Task objective: Collect all lines containing the word "JSON" from the data.

The data:

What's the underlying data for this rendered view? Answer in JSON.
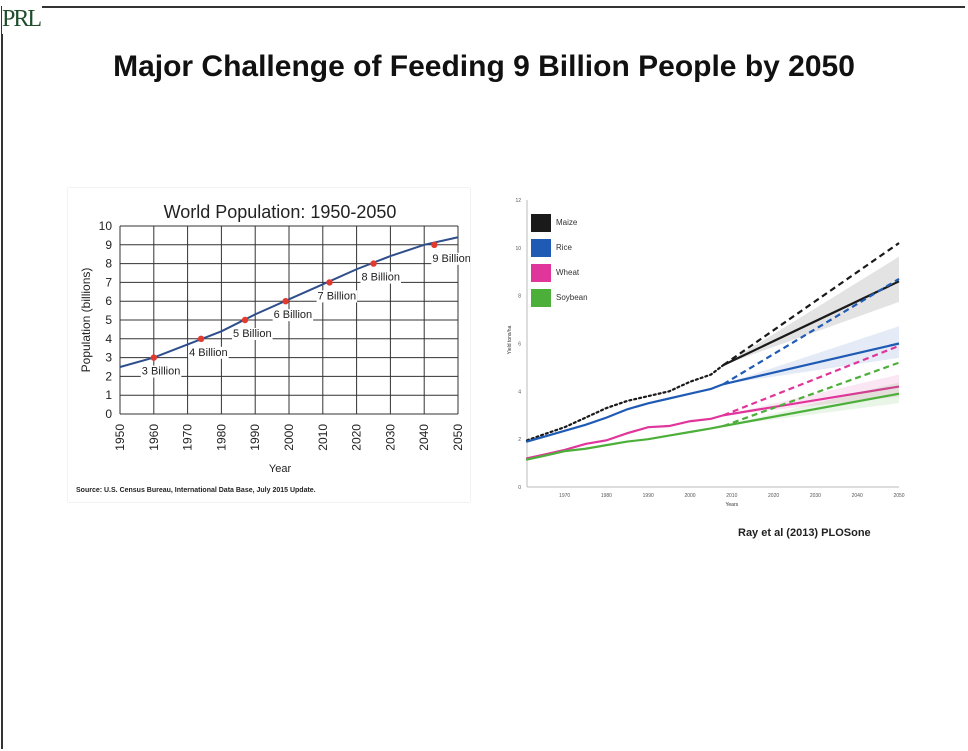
{
  "logo": "PRL",
  "slide_title": "Major Challenge of Feeding 9 Billion People by 2050",
  "citation": "Ray et al (2013) PLOSone",
  "chart_data": [
    {
      "type": "line",
      "title": "World Population: 1950-2050",
      "xlabel": "Year",
      "ylabel": "Population (billions)",
      "xlim": [
        1950,
        2050
      ],
      "ylim": [
        0,
        10
      ],
      "x_ticks": [
        1950,
        1960,
        1970,
        1980,
        1990,
        2000,
        2010,
        2020,
        2030,
        2040,
        2050
      ],
      "y_ticks": [
        0,
        1,
        2,
        3,
        4,
        5,
        6,
        7,
        8,
        9,
        10
      ],
      "grid": true,
      "color": "#2e4e8c",
      "series": [
        {
          "x": [
            1950,
            1960,
            1970,
            1980,
            1990,
            2000,
            2010,
            2020,
            2030,
            2040,
            2050
          ],
          "y": [
            2.5,
            3.0,
            3.7,
            4.4,
            5.3,
            6.1,
            6.9,
            7.7,
            8.4,
            9.0,
            9.4
          ]
        }
      ],
      "milestones": [
        {
          "year": 1960,
          "value": 3,
          "label": "3 Billion"
        },
        {
          "year": 1974,
          "value": 4,
          "label": "4 Billion"
        },
        {
          "year": 1987,
          "value": 5,
          "label": "5 Billion"
        },
        {
          "year": 1999,
          "value": 6,
          "label": "6 Billion"
        },
        {
          "year": 2012,
          "value": 7,
          "label": "7 Billion"
        },
        {
          "year": 2025,
          "value": 8,
          "label": "8 Billion"
        },
        {
          "year": 2043,
          "value": 9,
          "label": "9 Billion"
        }
      ],
      "milestone_color": "#e23b2e",
      "source": "Source: U.S. Census Bureau, International Data Base, July 2015 Update."
    },
    {
      "type": "line",
      "title": "",
      "xlabel": "Years",
      "ylabel": "Yield tons/ha",
      "xlim": [
        1961,
        2050
      ],
      "ylim": [
        0,
        12
      ],
      "x_ticks": [
        1970,
        1980,
        1990,
        2000,
        2010,
        2020,
        2030,
        2040,
        2050
      ],
      "y_ticks": [
        0,
        2,
        4,
        6,
        8,
        10,
        12
      ],
      "legend": "top-left",
      "series": [
        {
          "name": "Maize",
          "color": "#1a1a1a",
          "observed": {
            "x": [
              1961,
              1965,
              1970,
              1975,
              1980,
              1985,
              1990,
              1995,
              2000,
              2005,
              2008
            ],
            "y": [
              1.95,
              2.2,
              2.5,
              2.9,
              3.3,
              3.6,
              3.8,
              4.0,
              4.4,
              4.7,
              5.1
            ]
          },
          "projection_trend": {
            "x": [
              2008,
              2050
            ],
            "y": [
              5.1,
              8.6
            ]
          },
          "projection_target": {
            "x": [
              2008,
              2050
            ],
            "y": [
              5.1,
              10.2
            ]
          }
        },
        {
          "name": "Rice",
          "color": "#1f5bb5",
          "observed": {
            "x": [
              1961,
              1965,
              1970,
              1975,
              1980,
              1985,
              1990,
              1995,
              2000,
              2005,
              2008
            ],
            "y": [
              1.9,
              2.1,
              2.35,
              2.6,
              2.9,
              3.25,
              3.5,
              3.7,
              3.9,
              4.1,
              4.3
            ]
          },
          "projection_trend": {
            "x": [
              2008,
              2050
            ],
            "y": [
              4.3,
              6.0
            ]
          },
          "projection_target": {
            "x": [
              2008,
              2050
            ],
            "y": [
              4.3,
              8.7
            ]
          }
        },
        {
          "name": "Wheat",
          "color": "#e0359a",
          "observed": {
            "x": [
              1961,
              1965,
              1970,
              1975,
              1980,
              1985,
              1990,
              1995,
              2000,
              2005,
              2008
            ],
            "y": [
              1.2,
              1.35,
              1.55,
              1.8,
              1.95,
              2.25,
              2.5,
              2.55,
              2.75,
              2.85,
              3.0
            ]
          },
          "projection_trend": {
            "x": [
              2008,
              2050
            ],
            "y": [
              3.0,
              4.2
            ]
          },
          "projection_target": {
            "x": [
              2008,
              2050
            ],
            "y": [
              3.0,
              5.9
            ]
          }
        },
        {
          "name": "Soybean",
          "color": "#4caf3a",
          "observed": {
            "x": [
              1961,
              1965,
              1970,
              1975,
              1980,
              1985,
              1990,
              1995,
              2000,
              2005,
              2008
            ],
            "y": [
              1.15,
              1.3,
              1.5,
              1.6,
              1.75,
              1.9,
              2.0,
              2.15,
              2.3,
              2.45,
              2.55
            ]
          },
          "projection_trend": {
            "x": [
              2008,
              2050
            ],
            "y": [
              2.55,
              3.9
            ]
          },
          "projection_target": {
            "x": [
              2008,
              2050
            ],
            "y": [
              2.55,
              5.2
            ]
          }
        }
      ]
    }
  ]
}
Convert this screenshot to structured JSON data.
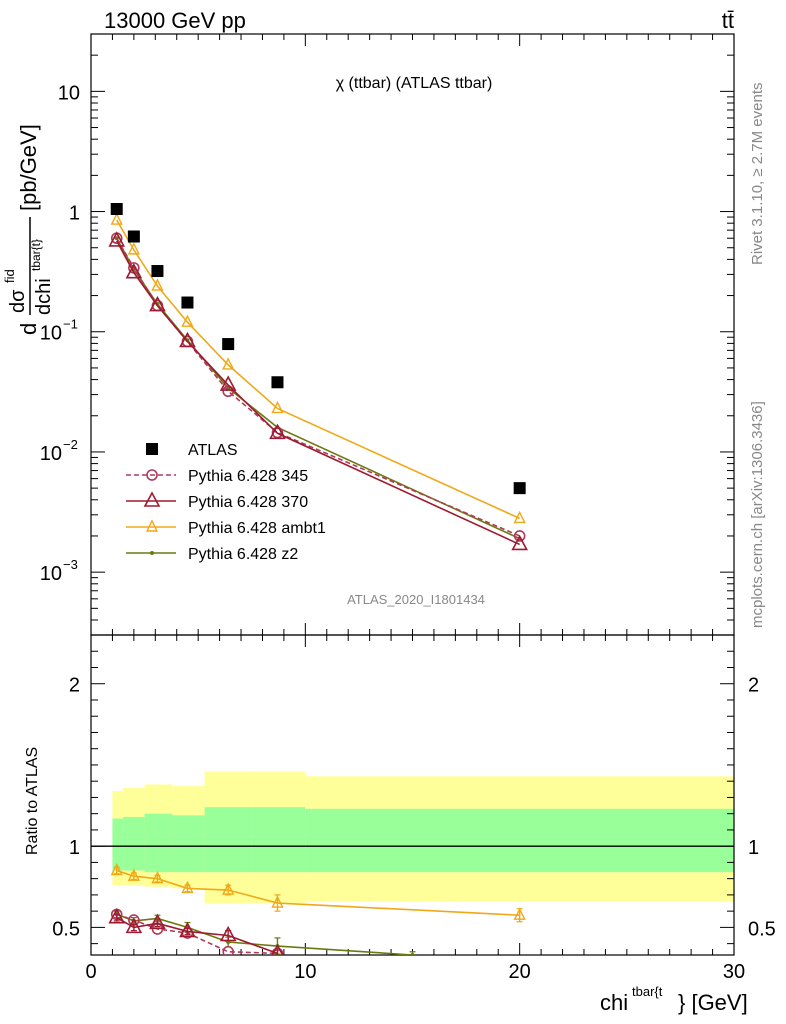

Exercise result:
What's the underlying data for this rendered view? Answer in JSON.
Convert this screenshot to structured JSON data.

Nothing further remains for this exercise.